*Problem:* Please give the count of lines holding the string "Loans" and nothing besides.

[Input records start]

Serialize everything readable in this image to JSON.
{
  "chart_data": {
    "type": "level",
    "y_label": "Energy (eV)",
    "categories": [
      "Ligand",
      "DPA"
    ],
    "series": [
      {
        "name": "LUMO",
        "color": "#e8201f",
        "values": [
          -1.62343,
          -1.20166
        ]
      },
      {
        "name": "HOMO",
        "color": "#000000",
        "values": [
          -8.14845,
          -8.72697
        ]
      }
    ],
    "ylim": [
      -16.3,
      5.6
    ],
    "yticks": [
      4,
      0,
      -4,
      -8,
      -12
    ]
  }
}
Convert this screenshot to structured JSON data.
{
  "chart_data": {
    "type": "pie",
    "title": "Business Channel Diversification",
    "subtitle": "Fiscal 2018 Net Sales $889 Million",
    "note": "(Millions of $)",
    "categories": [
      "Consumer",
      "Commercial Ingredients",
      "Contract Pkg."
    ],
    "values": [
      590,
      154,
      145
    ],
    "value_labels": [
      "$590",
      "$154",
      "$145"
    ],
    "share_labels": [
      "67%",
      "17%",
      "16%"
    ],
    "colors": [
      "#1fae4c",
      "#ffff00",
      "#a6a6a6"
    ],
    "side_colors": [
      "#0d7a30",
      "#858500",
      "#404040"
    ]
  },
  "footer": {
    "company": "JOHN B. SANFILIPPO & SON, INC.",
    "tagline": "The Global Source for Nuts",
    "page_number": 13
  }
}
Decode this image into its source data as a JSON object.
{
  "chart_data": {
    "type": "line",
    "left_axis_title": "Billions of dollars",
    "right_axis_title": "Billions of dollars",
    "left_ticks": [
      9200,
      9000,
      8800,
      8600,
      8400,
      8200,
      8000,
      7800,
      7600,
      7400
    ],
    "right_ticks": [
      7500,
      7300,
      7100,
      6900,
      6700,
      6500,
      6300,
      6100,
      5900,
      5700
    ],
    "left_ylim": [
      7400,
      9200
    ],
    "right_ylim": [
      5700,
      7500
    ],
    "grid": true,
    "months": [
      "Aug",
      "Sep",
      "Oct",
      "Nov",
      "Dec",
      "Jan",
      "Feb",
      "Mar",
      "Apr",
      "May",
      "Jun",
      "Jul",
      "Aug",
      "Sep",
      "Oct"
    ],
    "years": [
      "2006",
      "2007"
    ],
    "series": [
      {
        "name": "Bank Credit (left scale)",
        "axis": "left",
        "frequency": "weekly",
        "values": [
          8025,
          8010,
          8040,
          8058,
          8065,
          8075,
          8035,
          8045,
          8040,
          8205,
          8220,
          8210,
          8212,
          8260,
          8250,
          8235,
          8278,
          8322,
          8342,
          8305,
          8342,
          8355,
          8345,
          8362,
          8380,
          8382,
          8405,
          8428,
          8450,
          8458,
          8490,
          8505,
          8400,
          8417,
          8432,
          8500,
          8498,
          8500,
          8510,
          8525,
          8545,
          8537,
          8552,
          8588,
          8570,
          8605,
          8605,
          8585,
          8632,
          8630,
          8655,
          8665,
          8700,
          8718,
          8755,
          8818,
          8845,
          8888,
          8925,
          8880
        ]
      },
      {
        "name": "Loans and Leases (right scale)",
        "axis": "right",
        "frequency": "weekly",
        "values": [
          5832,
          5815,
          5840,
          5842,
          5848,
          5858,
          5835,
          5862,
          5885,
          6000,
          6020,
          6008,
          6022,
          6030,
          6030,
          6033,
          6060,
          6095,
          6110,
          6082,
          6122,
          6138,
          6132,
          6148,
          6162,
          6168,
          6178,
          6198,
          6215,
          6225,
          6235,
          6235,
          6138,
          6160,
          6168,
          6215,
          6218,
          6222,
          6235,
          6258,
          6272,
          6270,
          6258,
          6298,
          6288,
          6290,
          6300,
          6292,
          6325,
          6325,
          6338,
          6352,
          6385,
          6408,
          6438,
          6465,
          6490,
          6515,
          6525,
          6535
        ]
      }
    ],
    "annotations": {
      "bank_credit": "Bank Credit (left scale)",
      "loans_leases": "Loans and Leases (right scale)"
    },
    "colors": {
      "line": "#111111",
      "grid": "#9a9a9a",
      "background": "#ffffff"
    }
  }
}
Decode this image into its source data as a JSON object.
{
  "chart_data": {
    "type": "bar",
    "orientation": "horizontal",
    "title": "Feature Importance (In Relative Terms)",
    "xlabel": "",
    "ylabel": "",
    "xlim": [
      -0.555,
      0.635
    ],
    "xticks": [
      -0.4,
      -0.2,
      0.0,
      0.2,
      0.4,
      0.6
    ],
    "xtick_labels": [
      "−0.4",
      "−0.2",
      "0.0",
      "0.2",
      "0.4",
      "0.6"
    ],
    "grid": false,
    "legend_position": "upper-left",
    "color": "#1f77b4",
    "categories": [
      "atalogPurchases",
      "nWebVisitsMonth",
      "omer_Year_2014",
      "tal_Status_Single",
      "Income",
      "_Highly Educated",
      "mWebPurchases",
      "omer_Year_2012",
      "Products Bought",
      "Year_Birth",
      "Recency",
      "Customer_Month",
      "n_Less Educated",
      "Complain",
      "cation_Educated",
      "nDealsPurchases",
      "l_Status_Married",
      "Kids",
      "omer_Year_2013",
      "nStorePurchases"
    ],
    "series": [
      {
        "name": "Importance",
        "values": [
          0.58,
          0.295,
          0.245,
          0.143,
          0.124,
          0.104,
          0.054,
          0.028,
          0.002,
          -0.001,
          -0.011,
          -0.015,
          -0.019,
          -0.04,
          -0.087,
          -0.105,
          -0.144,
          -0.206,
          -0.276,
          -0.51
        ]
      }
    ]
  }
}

[Input records end]

*Solution to the exercise:* 2